▶ **Required task**
Find the string "Java" and gather every line that holds it.

▶ **Material for this task**
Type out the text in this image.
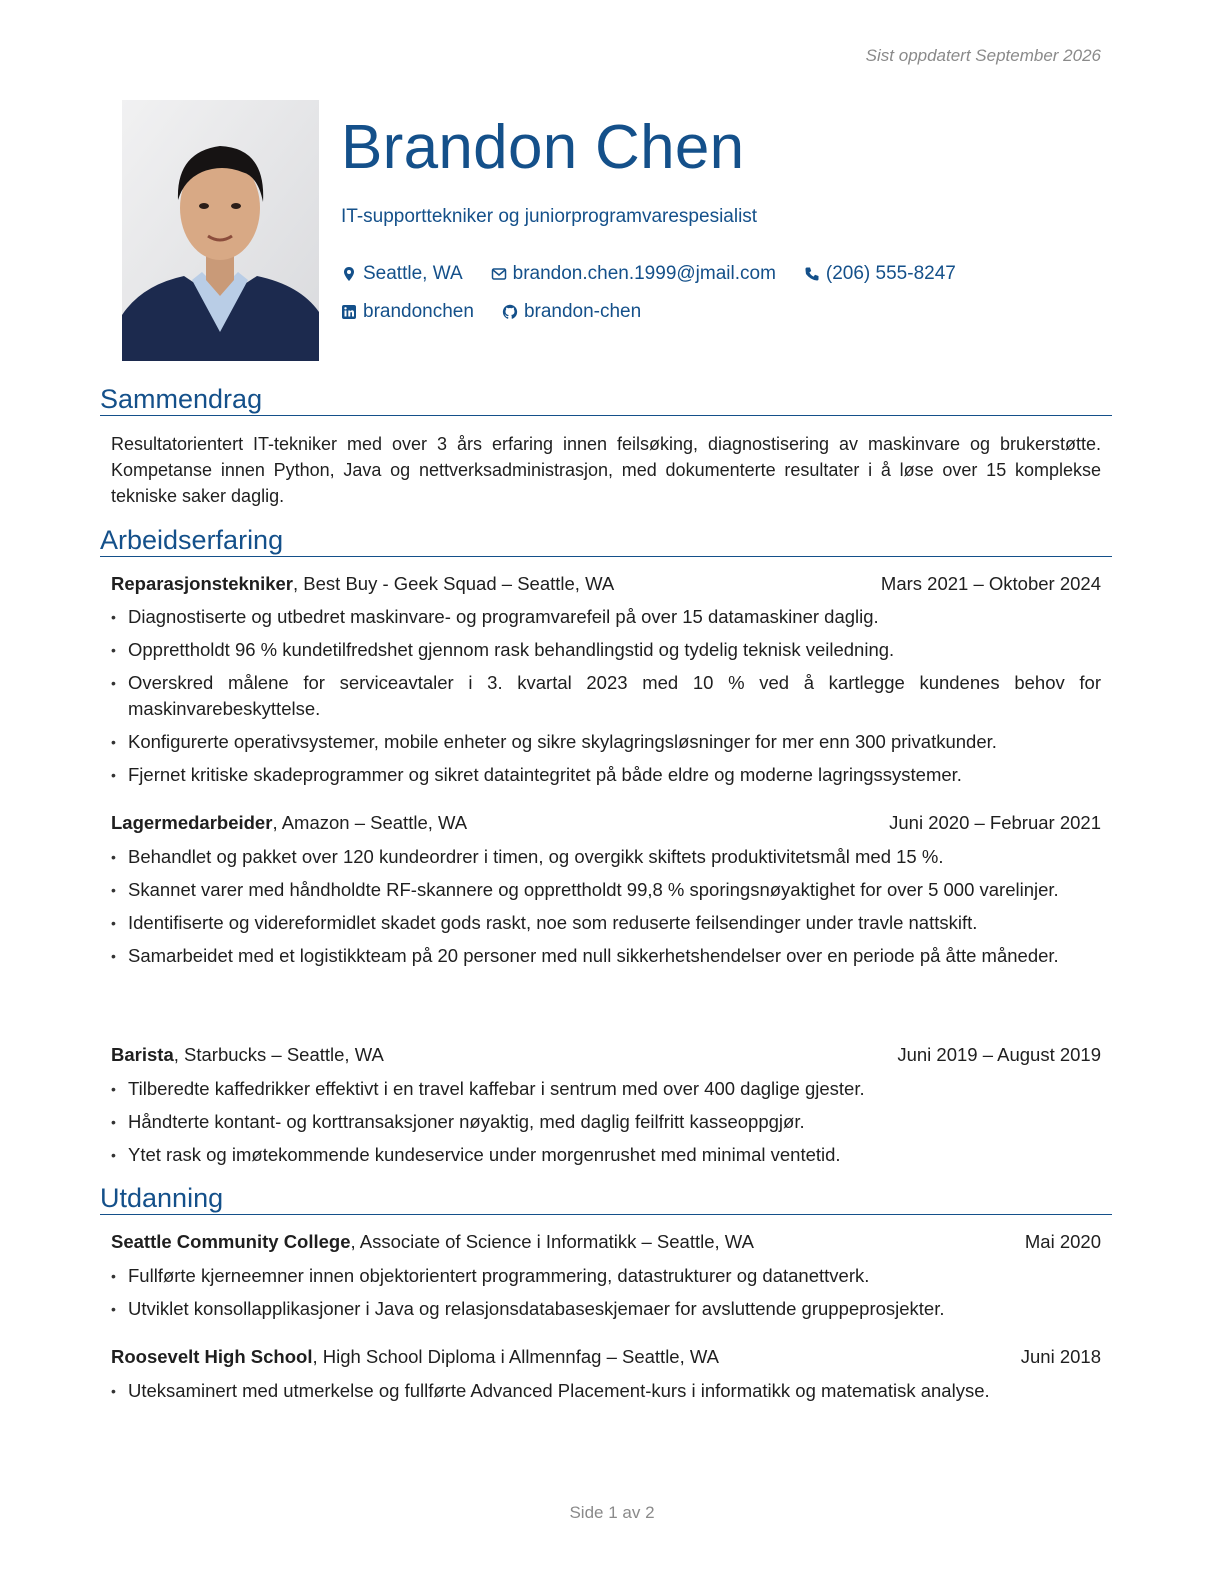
Sist oppdatert September 2026
Brandon Chen
IT-supporttekniker og juniorprogramvarespesialist
Seattle, WA	brandon.chen.1999@jmail.com	(206) 555-8247
brandonchen	brandon-chen
Sammendrag
Resultatorientert IT-tekniker med over 3 års erfaring innen feilsøking, diagnostisering av maskinvare og brukerstøtte. Kompetanse innen Python, Java og nettverksadministrasjon, med dokumenterte resultater i å løse over 15 komplekse tekniske saker daglig.
Arbeidserfaring
Reparasjonstekniker, Best Buy - Geek Squad – Seattle, WA	Mars 2021 – Oktober 2024
• Diagnostiserte og utbedret maskinvare- og programvarefeil på over 15 datamaskiner daglig.
• Opprettholdt 96 % kundetilfredshet gjennom rask behandlingstid og tydelig teknisk veiledning.
• Overskred målene for serviceavtaler i 3. kvartal 2023 med 10 % ved å kartlegge kundenes behov for maskinvarebeskyttelse.
• Konfigurerte operativsystemer, mobile enheter og sikre skylagringsløsninger for mer enn 300 privatkunder.
• Fjernet kritiske skadeprogrammer og sikret dataintegritet på både eldre og moderne lagringssystemer.
Lagermedarbeider, Amazon – Seattle, WA	Juni 2020 – Februar 2021
• Behandlet og pakket over 120 kundeordrer i timen, og overgikk skiftets produktivitetsmål med 15 %.
• Skannet varer med håndholdte RF-skannere og opprettholdt 99,8 % sporingsnøyaktighet for over 5 000 varelinjer.
• Identifiserte og videreformidlet skadet gods raskt, noe som reduserte feilsendinger under travle nattskift.
• Samarbeidet med et logistikkteam på 20 personer med null sikkerhetshendelser over en periode på åtte måneder.
Barista, Starbucks – Seattle, WA	Juni 2019 – August 2019
• Tilberedte kaffedrikker effektivt i en travel kaffebar i sentrum med over 400 daglige gjester.
• Håndterte kontant- og korttransaksjoner nøyaktig, med daglig feilfritt kasseoppgjør.
• Ytet rask og imøtekommende kundeservice under morgenrushet med minimal ventetid.
Utdanning
Seattle Community College, Associate of Science i Informatikk – Seattle, WA	Mai 2020
• Fullførte kjerneemner innen objektorientert programmering, datastrukturer og datanettverk.
• Utviklet konsollapplikasjoner i Java og relasjonsdatabaseskjemaer for avsluttende gruppeprosjekter.
Roosevelt High School, High School Diploma i Allmennfag – Seattle, WA	Juni 2018
• Uteksaminert med utmerkelse og fullførte Advanced Placement-kurs i informatikk og matematisk analyse.
Side 1 av 2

▶ **Correct answer**
Resultatorientert IT-tekniker med over 3 års erfaring innen feilsøking, diagnostisering av maskinvare og brukerstøtte. Kompetanse innen Python, Java og nettverksadministrasjon, med dokumenterte resultater i å løse over 15 komplekse tekniske saker daglig.
• Utviklet konsollapplikasjoner i Java og relasjonsdatabaseskjemaer for avsluttende gruppeprosjekter.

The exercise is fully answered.